Task to carry out: Skip the pictures. Repeat everything else in the records word for word.

Data for this task:
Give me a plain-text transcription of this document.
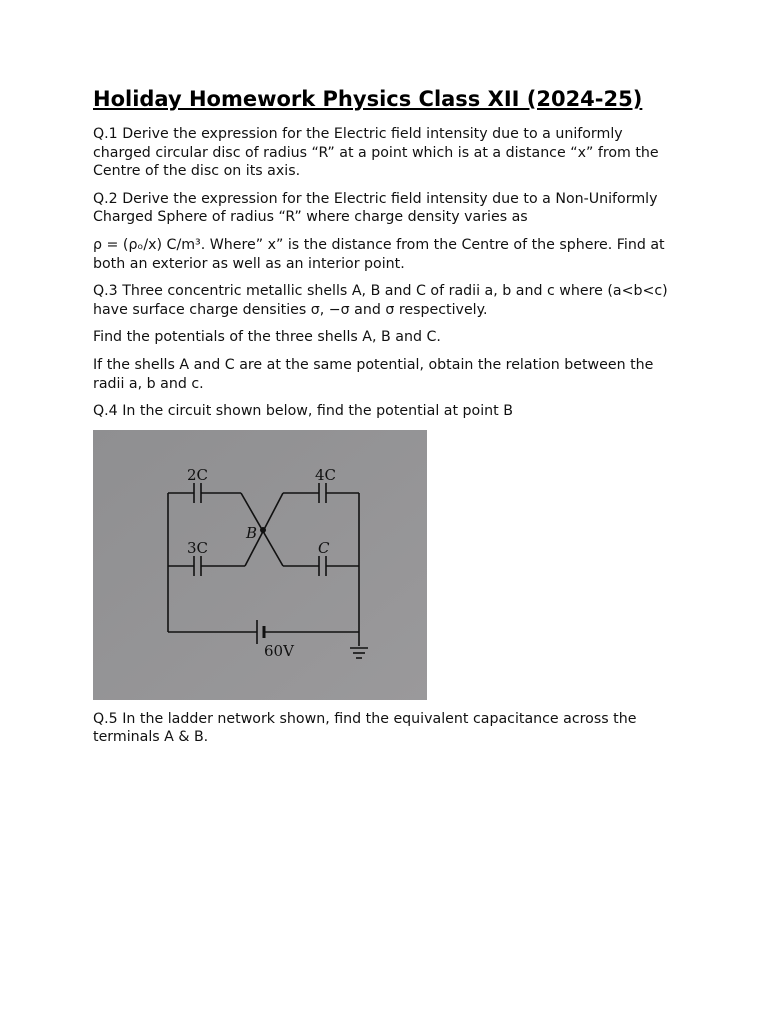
Holiday Homework Physics Class XII (2024-25)

Q.1 Derive the expression for the Electric field intensity due to a uniformly charged circular disc of radius “R” at a point which is at a distance “x” from the Centre of the disc on its axis.

Q.2 Derive the expression for the Electric field intensity due to a Non-Uniformly Charged Sphere of radius “R” where charge density varies as

ρ = (ρₒ/x) C/m³. Where” x” is the distance from the Centre of the sphere. Find at both an exterior as well as an interior point.

Q.3 Three concentric metallic shells A, B and C of radii a, b and c where (a<b<c) have surface charge densities σ, −σ and σ respectively.

Find the potentials of the three shells A, B and C.

If the shells A and C are at the same potential, obtain the relation between the radii a, b and c.

Q.4 In the circuit shown below, find the potential at point B

2C	4C
3C	C
B
60V

Q.5 In the ladder network shown, find the equivalent capacitance across the terminals A & B.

Solution to this problem:
Give me a plain-text transcription of this document.
Holiday Homework Physics Class XII (2024-25)

Q.1 Derive the expression for the Electric field intensity due to a uniformly charged circular disc of radius “R” at a point which is at a distance “x” from the Centre of the disc on its axis.

Q.2 Derive the expression for the Electric field intensity due to a Non-Uniformly Charged Sphere of radius “R” where charge density varies as

ρ = (ρₒ/x) C/m³. Where” x” is the distance from the Centre of the sphere. Find at both an exterior as well as an interior point.

Q.3 Three concentric metallic shells A, B and C of radii a, b and c where (a<b<c) have surface charge densities σ, −σ and σ respectively.

Find the potentials of the three shells A, B and C.

If the shells A and C are at the same potential, obtain the relation between the radii a, b and c.

Q.4 In the circuit shown below, find the potential at point B

2C	4C
3C	C
B
60V

Q.5 In the ladder network shown, find the equivalent capacitance across the terminals A & B.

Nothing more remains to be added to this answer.